> SOURCE DATA:
* * *

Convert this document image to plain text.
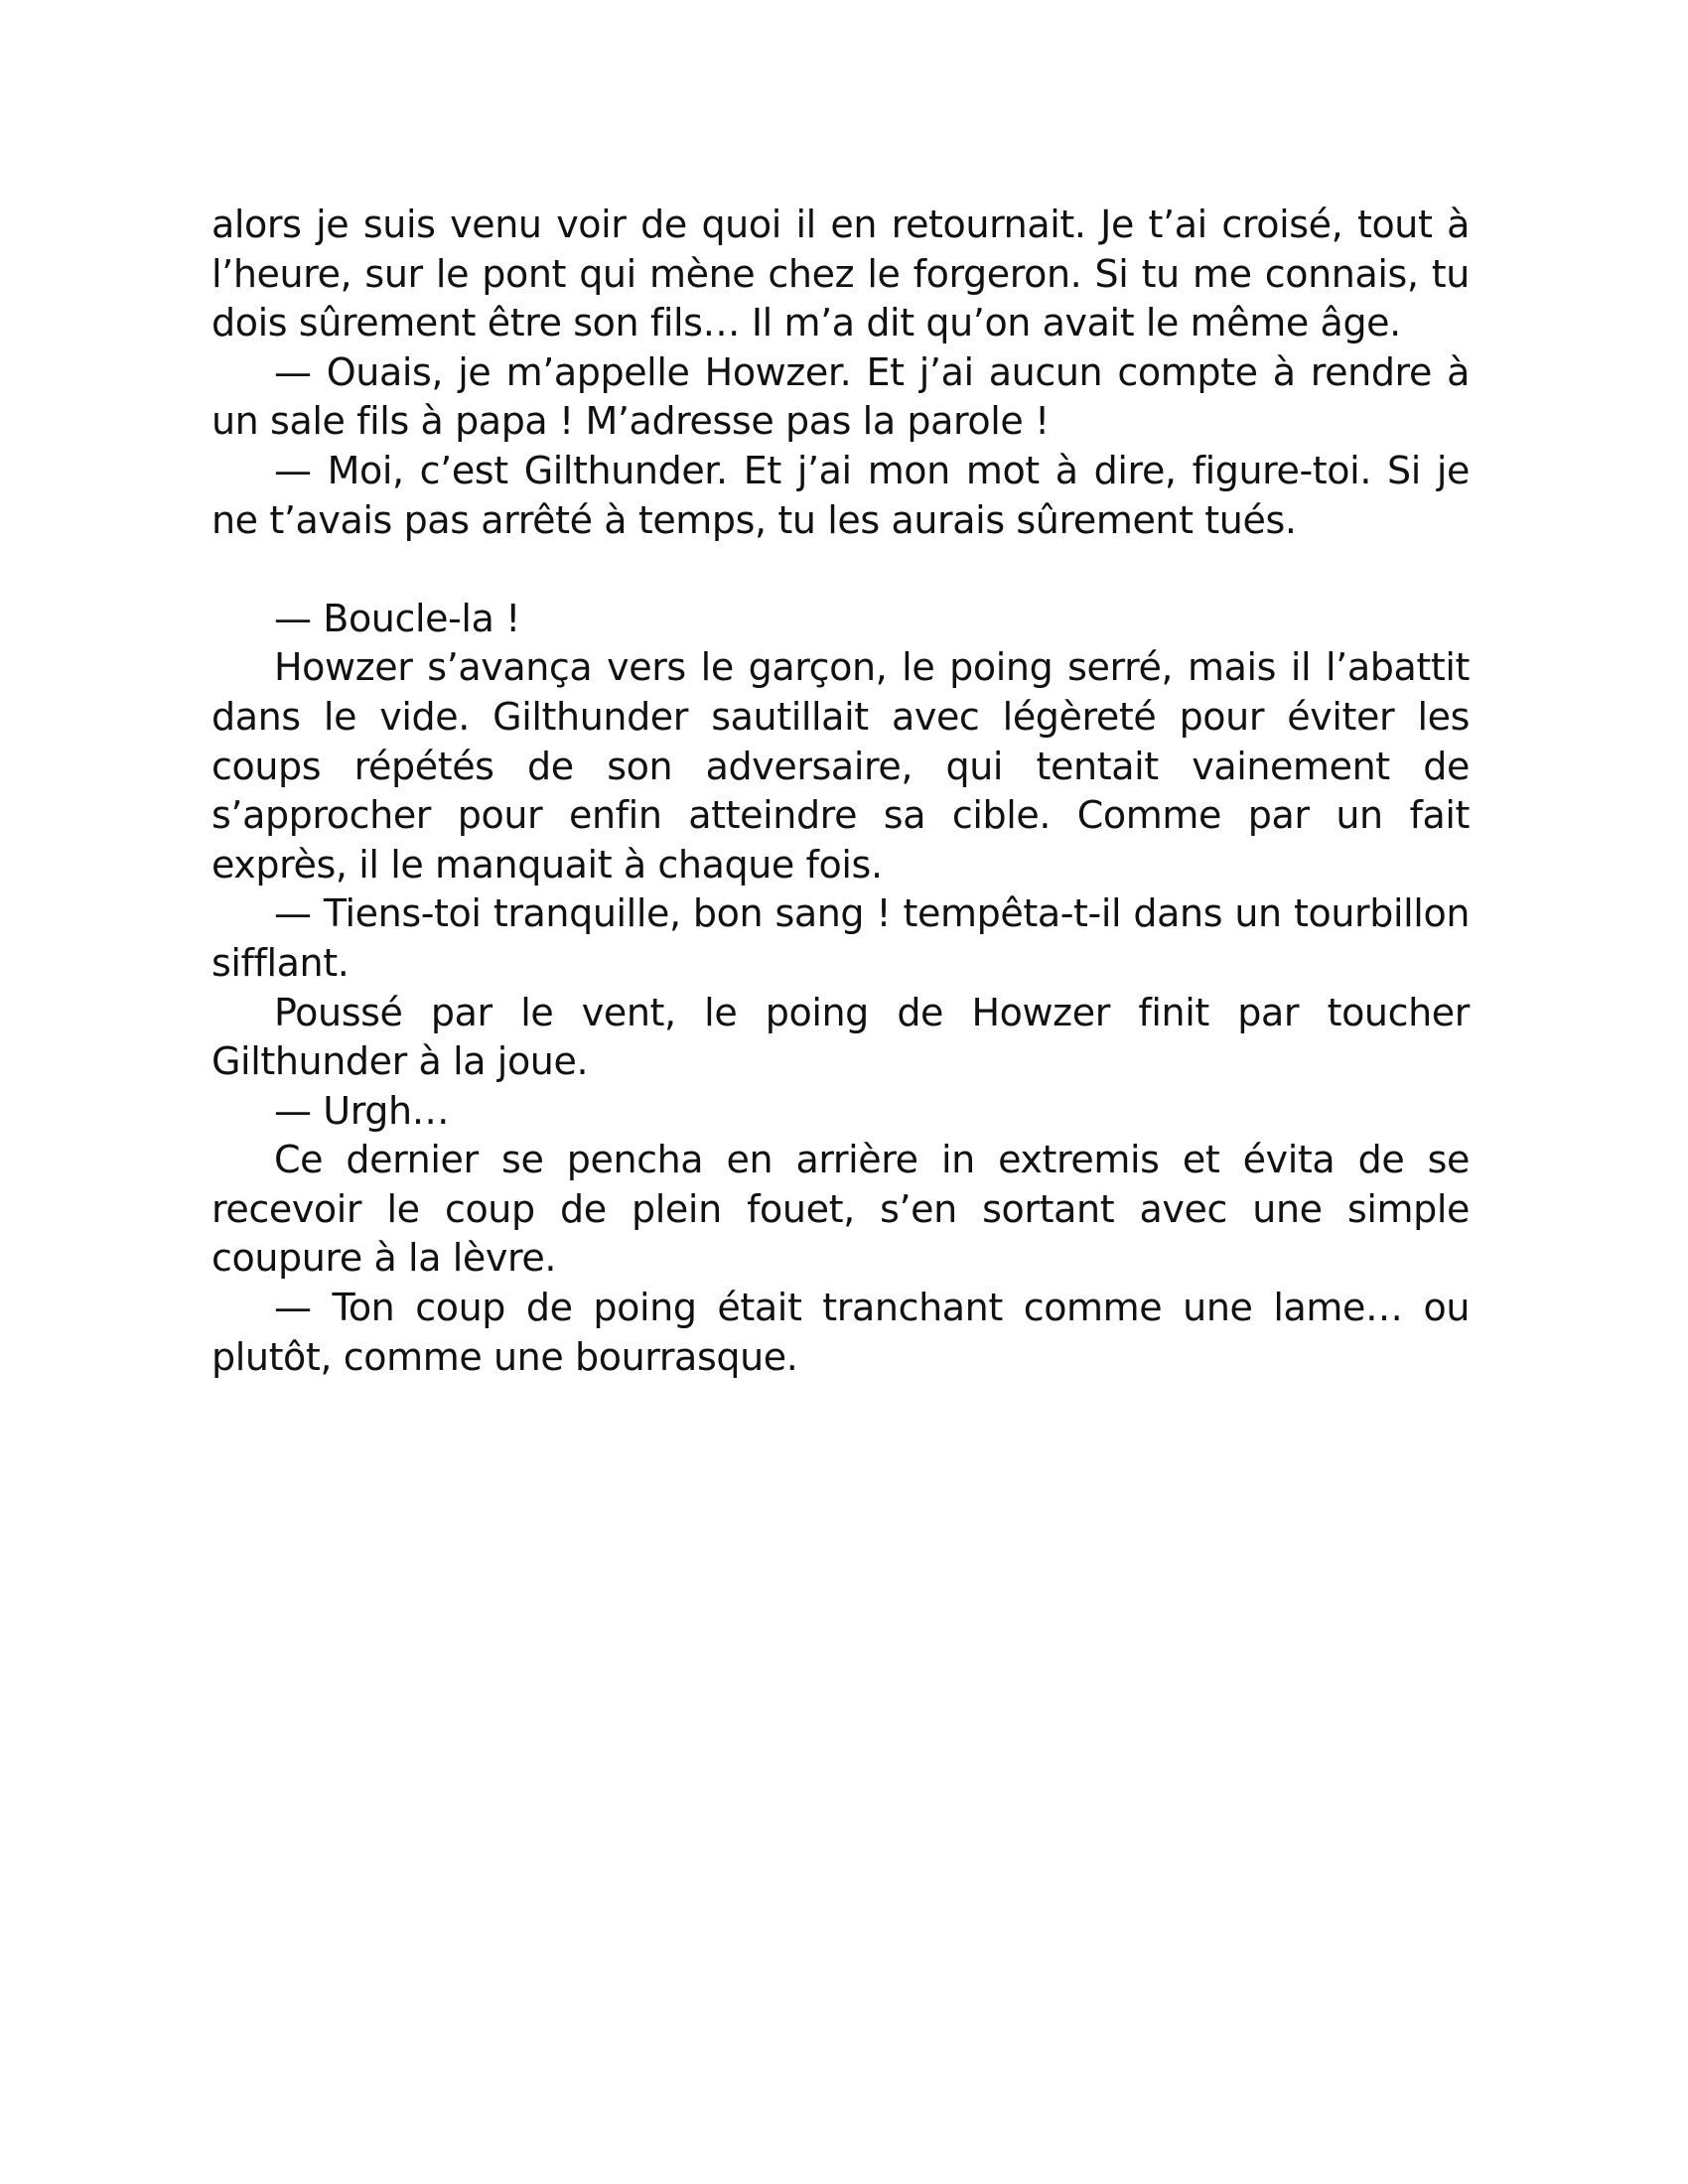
alors je suis venu voir de quoi il en retournait. Je t’ai croisé, tout à l’heure, sur le pont qui mène chez le forgeron. Si tu me connais, tu dois sûrement être son fils… Il m’a dit qu’on avait le même âge.

— Ouais, je m’appelle Howzer. Et j’ai aucun compte à rendre à un sale fils à papa ! M’adresse pas la parole !

— Moi, c’est Gilthunder. Et j’ai mon mot à dire, figure-toi. Si je ne t’avais pas arrêté à temps, tu les aurais sûrement tués.

— Boucle-la !

Howzer s’avança vers le garçon, le poing serré, mais il l’abattit dans le vide. Gilthunder sautillait avec légèreté pour éviter les coups répétés de son adversaire, qui tentait vainement de s’approcher pour enfin atteindre sa cible. Comme par un fait exprès, il le manquait à chaque fois.

— Tiens-toi tranquille, bon sang ! tempêta-t-il dans un tourbillon sifflant.

Poussé par le vent, le poing de Howzer finit par toucher Gilthunder à la joue.

— Urgh…

Ce dernier se pencha en arrière in extremis et évita de se recevoir le coup de plein fouet, s’en sortant avec une simple coupure à la lèvre.

— Ton coup de poing était tranchant comme une lame… ou plutôt, comme une bourrasque.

* * *

> SET PROBLEM: Can you retype every record above exactly, leaving out the pictures?

> WRITTEN REPLY:
Convert this document image to plain text.
alors je suis venu voir de quoi il en retournait. Je t’ai croisé, tout à l’heure, sur le pont qui mène chez le forgeron. Si tu me connais, tu dois sûrement être son fils… Il m’a dit qu’on avait le même âge.

— Ouais, je m’appelle Howzer. Et j’ai aucun compte à rendre à un sale fils à papa ! M’adresse pas la parole !

— Moi, c’est Gilthunder. Et j’ai mon mot à dire, figure-toi. Si je ne t’avais pas arrêté à temps, tu les aurais sûrement tués.

— Boucle-la !

Howzer s’avança vers le garçon, le poing serré, mais il l’abattit dans le vide. Gilthunder sautillait avec légèreté pour éviter les coups répétés de son adversaire, qui tentait vainement de s’approcher pour enfin atteindre sa cible. Comme par un fait exprès, il le manquait à chaque fois.

— Tiens-toi tranquille, bon sang ! tempêta-t-il dans un tourbillon sifflant.

Poussé par le vent, le poing de Howzer finit par toucher Gilthunder à la joue.

— Urgh…

Ce dernier se pencha en arrière in extremis et évita de se recevoir le coup de plein fouet, s’en sortant avec une simple coupure à la lèvre.

— Ton coup de poing était tranchant comme une lame… ou plutôt, comme une bourrasque.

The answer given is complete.